(Given entries)

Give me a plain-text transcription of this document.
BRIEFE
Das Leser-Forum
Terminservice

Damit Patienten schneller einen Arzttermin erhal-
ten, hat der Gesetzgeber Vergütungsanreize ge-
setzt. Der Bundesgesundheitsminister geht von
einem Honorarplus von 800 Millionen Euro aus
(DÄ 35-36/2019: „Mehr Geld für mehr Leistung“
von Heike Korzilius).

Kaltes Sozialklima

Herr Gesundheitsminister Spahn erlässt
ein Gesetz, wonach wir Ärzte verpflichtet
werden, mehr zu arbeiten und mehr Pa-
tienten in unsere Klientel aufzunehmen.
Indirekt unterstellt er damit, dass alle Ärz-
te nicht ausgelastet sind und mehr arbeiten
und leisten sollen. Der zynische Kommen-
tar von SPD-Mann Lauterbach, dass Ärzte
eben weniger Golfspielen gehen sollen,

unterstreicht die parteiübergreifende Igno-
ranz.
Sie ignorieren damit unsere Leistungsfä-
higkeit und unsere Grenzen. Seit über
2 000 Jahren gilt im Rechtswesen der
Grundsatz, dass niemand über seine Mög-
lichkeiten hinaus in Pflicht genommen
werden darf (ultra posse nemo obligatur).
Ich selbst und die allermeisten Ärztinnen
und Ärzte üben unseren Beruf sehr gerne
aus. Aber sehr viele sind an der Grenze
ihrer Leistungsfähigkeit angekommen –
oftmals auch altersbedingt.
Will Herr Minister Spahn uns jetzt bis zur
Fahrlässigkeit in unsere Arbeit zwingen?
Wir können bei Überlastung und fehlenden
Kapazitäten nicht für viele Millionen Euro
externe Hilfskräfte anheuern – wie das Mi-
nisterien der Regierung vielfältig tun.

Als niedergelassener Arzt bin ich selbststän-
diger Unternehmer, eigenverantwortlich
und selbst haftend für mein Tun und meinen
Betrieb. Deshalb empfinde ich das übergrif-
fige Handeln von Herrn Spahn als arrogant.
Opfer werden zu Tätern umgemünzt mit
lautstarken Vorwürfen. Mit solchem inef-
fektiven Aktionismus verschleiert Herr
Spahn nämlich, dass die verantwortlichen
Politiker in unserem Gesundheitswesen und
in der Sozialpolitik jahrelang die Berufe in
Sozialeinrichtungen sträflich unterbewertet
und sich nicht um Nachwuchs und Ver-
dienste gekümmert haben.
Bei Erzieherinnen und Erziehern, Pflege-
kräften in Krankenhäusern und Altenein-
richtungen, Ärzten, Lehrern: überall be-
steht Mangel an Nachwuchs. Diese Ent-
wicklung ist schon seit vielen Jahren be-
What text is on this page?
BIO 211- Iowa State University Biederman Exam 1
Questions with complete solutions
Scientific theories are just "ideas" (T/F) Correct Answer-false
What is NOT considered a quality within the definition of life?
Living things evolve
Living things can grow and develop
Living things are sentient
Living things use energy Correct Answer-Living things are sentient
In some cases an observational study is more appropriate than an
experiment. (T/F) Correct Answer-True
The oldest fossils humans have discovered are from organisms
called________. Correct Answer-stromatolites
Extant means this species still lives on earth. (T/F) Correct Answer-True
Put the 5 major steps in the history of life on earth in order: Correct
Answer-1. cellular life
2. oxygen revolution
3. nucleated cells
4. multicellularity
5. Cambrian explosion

(End Given entries)
(Given entries)

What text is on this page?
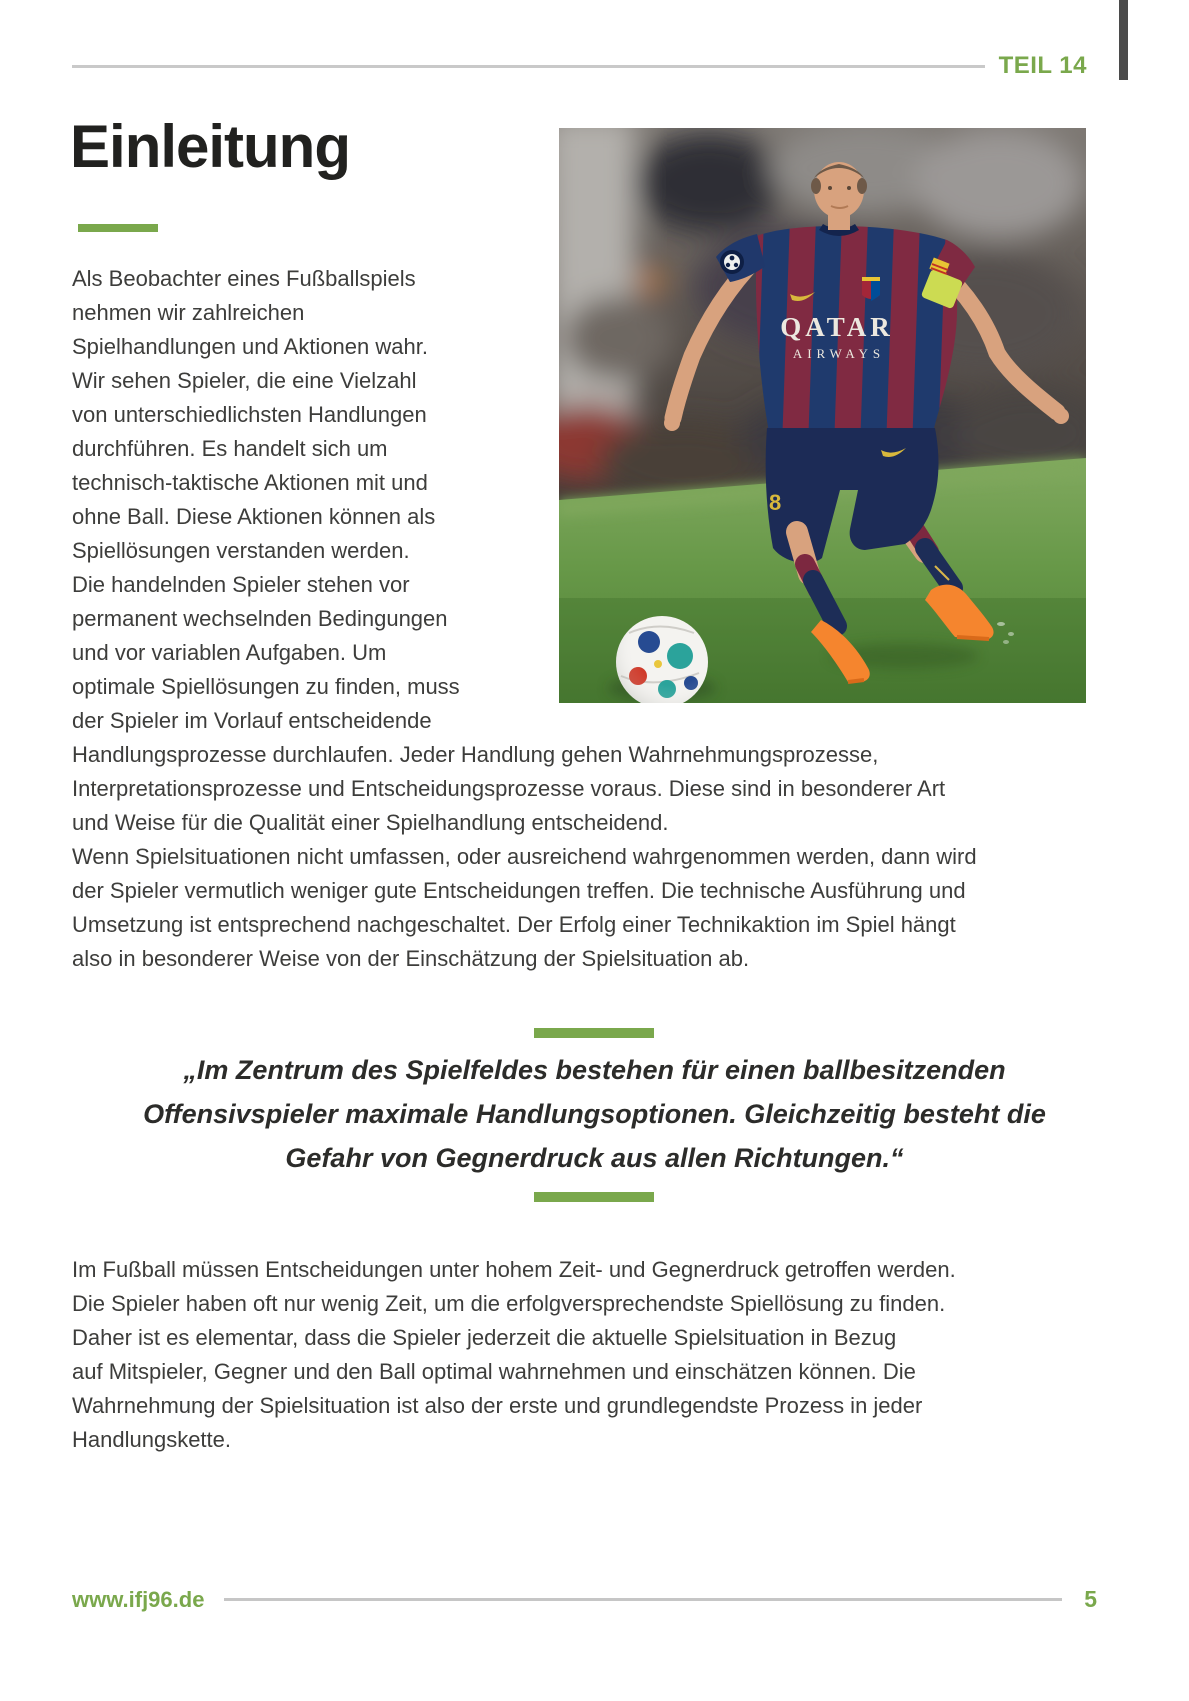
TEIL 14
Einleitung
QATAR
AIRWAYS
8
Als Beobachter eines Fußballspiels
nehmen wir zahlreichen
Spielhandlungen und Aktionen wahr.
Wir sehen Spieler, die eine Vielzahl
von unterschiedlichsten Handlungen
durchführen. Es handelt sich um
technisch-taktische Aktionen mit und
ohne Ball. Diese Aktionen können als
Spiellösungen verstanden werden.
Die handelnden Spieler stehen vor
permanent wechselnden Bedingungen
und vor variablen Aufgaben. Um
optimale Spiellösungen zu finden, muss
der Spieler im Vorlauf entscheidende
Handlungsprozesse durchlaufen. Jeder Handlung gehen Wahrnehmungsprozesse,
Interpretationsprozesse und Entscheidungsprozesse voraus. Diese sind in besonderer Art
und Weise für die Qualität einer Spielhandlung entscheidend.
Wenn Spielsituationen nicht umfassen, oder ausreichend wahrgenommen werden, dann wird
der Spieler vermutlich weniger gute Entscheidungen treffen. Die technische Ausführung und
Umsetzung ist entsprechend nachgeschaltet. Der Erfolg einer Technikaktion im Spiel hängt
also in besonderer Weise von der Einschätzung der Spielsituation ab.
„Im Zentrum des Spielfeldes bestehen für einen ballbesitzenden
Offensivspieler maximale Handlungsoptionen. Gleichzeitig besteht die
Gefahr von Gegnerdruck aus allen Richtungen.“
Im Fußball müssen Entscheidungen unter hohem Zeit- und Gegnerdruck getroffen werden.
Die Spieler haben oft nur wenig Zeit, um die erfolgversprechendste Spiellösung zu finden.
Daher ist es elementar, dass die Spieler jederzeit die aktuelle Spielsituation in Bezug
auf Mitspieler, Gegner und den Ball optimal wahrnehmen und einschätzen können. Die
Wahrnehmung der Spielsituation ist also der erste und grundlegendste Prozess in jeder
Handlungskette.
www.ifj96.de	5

(End Given entries)

Go through the entries and copy each line holding the string "life".

**Written answer:**
What is NOT considered a quality within the definition of life?
Put the 5 major steps in the history of life on earth in order: Correct
Answer-1. cellular life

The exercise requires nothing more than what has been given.